* **EXERCISE TASK**
Please output the records below in full, exactly as given, but without the images.
★ ★ ★
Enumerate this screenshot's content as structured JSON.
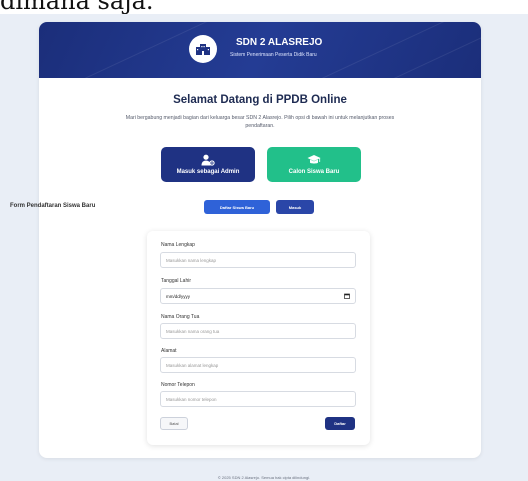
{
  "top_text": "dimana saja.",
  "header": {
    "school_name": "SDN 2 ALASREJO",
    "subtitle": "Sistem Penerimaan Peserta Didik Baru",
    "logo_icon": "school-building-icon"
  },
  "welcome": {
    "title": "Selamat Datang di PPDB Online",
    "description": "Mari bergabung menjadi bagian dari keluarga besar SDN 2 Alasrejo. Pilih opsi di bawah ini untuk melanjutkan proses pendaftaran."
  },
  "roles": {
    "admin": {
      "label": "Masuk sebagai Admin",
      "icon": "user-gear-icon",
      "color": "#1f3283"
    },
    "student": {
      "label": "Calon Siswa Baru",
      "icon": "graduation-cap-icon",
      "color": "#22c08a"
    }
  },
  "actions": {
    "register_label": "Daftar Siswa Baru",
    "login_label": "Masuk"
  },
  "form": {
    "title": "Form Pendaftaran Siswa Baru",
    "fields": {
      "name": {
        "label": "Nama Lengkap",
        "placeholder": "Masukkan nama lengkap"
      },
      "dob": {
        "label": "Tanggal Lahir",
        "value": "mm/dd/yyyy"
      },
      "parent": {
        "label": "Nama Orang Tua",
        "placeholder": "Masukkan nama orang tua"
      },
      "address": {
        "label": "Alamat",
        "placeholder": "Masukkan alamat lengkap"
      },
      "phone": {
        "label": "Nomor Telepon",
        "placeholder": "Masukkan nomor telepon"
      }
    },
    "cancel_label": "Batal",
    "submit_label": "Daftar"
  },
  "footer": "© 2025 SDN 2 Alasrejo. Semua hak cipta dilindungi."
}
★ ★ ★
* **WORKED SOLUTION**
Enumerate this screenshot's content as structured JSON.
{
  "top_text": "dimana saja.",
  "header": {
    "school_name": "SDN 2 ALASREJO",
    "subtitle": "Sistem Penerimaan Peserta Didik Baru",
    "logo_icon": "school-building-icon"
  },
  "welcome": {
    "title": "Selamat Datang di PPDB Online",
    "description": "Mari bergabung menjadi bagian dari keluarga besar SDN 2 Alasrejo. Pilih opsi di bawah ini untuk melanjutkan proses pendaftaran."
  },
  "roles": {
    "admin": {
      "label": "Masuk sebagai Admin",
      "icon": "user-gear-icon",
      "color": "#1f3283"
    },
    "student": {
      "label": "Calon Siswa Baru",
      "icon": "graduation-cap-icon",
      "color": "#22c08a"
    }
  },
  "actions": {
    "register_label": "Daftar Siswa Baru",
    "login_label": "Masuk"
  },
  "form": {
    "title": "Form Pendaftaran Siswa Baru",
    "fields": {
      "name": {
        "label": "Nama Lengkap",
        "placeholder": "Masukkan nama lengkap"
      },
      "dob": {
        "label": "Tanggal Lahir",
        "value": "mm/dd/yyyy"
      },
      "parent": {
        "label": "Nama Orang Tua",
        "placeholder": "Masukkan nama orang tua"
      },
      "address": {
        "label": "Alamat",
        "placeholder": "Masukkan alamat lengkap"
      },
      "phone": {
        "label": "Nomor Telepon",
        "placeholder": "Masukkan nomor telepon"
      }
    },
    "cancel_label": "Batal",
    "submit_label": "Daftar"
  },
  "footer": "© 2025 SDN 2 Alasrejo. Semua hak cipta dilindungi."
}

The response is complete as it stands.